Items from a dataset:
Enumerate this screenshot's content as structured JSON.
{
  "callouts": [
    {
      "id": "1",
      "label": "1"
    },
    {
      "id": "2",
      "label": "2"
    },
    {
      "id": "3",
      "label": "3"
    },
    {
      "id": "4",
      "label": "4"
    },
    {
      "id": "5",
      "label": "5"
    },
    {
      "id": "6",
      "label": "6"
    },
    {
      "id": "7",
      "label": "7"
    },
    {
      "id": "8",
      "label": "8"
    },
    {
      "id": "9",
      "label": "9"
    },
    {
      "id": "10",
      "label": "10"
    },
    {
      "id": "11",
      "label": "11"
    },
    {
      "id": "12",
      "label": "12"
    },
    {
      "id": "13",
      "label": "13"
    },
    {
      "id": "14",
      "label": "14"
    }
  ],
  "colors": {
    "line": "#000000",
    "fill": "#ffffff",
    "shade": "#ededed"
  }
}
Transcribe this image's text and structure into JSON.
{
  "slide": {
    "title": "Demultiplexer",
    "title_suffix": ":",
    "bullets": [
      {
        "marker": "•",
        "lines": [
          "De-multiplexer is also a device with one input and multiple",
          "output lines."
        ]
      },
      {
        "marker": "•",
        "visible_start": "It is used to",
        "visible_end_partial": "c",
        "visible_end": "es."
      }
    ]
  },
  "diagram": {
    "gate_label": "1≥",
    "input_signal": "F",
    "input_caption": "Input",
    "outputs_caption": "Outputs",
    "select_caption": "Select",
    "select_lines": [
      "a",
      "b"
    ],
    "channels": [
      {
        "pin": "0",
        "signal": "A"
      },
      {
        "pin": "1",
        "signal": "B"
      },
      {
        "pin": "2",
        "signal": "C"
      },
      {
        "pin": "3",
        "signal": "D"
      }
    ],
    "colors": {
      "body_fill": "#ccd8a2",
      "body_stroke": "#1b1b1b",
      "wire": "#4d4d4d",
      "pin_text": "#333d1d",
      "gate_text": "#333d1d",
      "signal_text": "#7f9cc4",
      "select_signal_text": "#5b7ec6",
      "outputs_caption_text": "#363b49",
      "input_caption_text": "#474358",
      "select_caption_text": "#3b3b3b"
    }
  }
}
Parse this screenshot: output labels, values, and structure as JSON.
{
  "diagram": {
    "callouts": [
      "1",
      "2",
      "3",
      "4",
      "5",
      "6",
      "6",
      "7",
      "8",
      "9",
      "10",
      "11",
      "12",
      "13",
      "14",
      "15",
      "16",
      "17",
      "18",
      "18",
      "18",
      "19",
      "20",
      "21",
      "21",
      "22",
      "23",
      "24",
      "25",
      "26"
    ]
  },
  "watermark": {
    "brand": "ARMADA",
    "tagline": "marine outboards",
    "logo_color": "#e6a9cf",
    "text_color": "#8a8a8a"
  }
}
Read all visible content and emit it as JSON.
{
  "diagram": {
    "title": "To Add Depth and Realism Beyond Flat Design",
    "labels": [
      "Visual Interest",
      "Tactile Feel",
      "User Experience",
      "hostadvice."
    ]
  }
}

Requirement: Nothing should be left out: repeat all of the data exactly.

Finished answer:
Enumerate this screenshot's content as structured JSON.
{
  "callouts": [
    {
      "id": "1",
      "label": "1"
    },
    {
      "id": "2",
      "label": "2"
    },
    {
      "id": "3",
      "label": "3"
    },
    {
      "id": "4",
      "label": "4"
    },
    {
      "id": "5",
      "label": "5"
    },
    {
      "id": "6",
      "label": "6"
    },
    {
      "id": "7",
      "label": "7"
    },
    {
      "id": "8",
      "label": "8"
    },
    {
      "id": "9",
      "label": "9"
    },
    {
      "id": "10",
      "label": "10"
    },
    {
      "id": "11",
      "label": "11"
    },
    {
      "id": "12",
      "label": "12"
    },
    {
      "id": "13",
      "label": "13"
    },
    {
      "id": "14",
      "label": "14"
    }
  ],
  "colors": {
    "line": "#000000",
    "fill": "#ffffff",
    "shade": "#ededed"
  }
}
Transcribe this image's text and structure into JSON.
{
  "slide": {
    "title": "Demultiplexer",
    "title_suffix": ":",
    "bullets": [
      {
        "marker": "•",
        "lines": [
          "De-multiplexer is also a device with one input and multiple",
          "output lines."
        ]
      },
      {
        "marker": "•",
        "visible_start": "It is used to",
        "visible_end_partial": "c",
        "visible_end": "es."
      }
    ]
  },
  "diagram": {
    "gate_label": "1≥",
    "input_signal": "F",
    "input_caption": "Input",
    "outputs_caption": "Outputs",
    "select_caption": "Select",
    "select_lines": [
      "a",
      "b"
    ],
    "channels": [
      {
        "pin": "0",
        "signal": "A"
      },
      {
        "pin": "1",
        "signal": "B"
      },
      {
        "pin": "2",
        "signal": "C"
      },
      {
        "pin": "3",
        "signal": "D"
      }
    ],
    "colors": {
      "body_fill": "#ccd8a2",
      "body_stroke": "#1b1b1b",
      "wire": "#4d4d4d",
      "pin_text": "#333d1d",
      "gate_text": "#333d1d",
      "signal_text": "#7f9cc4",
      "select_signal_text": "#5b7ec6",
      "outputs_caption_text": "#363b49",
      "input_caption_text": "#474358",
      "select_caption_text": "#3b3b3b"
    }
  }
}
Parse this screenshot: output labels, values, and structure as JSON.
{
  "diagram": {
    "callouts": [
      "1",
      "2",
      "3",
      "4",
      "5",
      "6",
      "6",
      "7",
      "8",
      "9",
      "10",
      "11",
      "12",
      "13",
      "14",
      "15",
      "16",
      "17",
      "18",
      "18",
      "18",
      "19",
      "20",
      "21",
      "21",
      "22",
      "23",
      "24",
      "25",
      "26"
    ]
  },
  "watermark": {
    "brand": "ARMADA",
    "tagline": "marine outboards",
    "logo_color": "#e6a9cf",
    "text_color": "#8a8a8a"
  }
}
Read all visible content and emit it as JSON.
{
  "diagram": {
    "title": "To Add Depth and Realism Beyond Flat Design",
    "labels": [
      "Visual Interest",
      "Tactile Feel",
      "User Experience",
      "hostadvice."
    ]
  }
}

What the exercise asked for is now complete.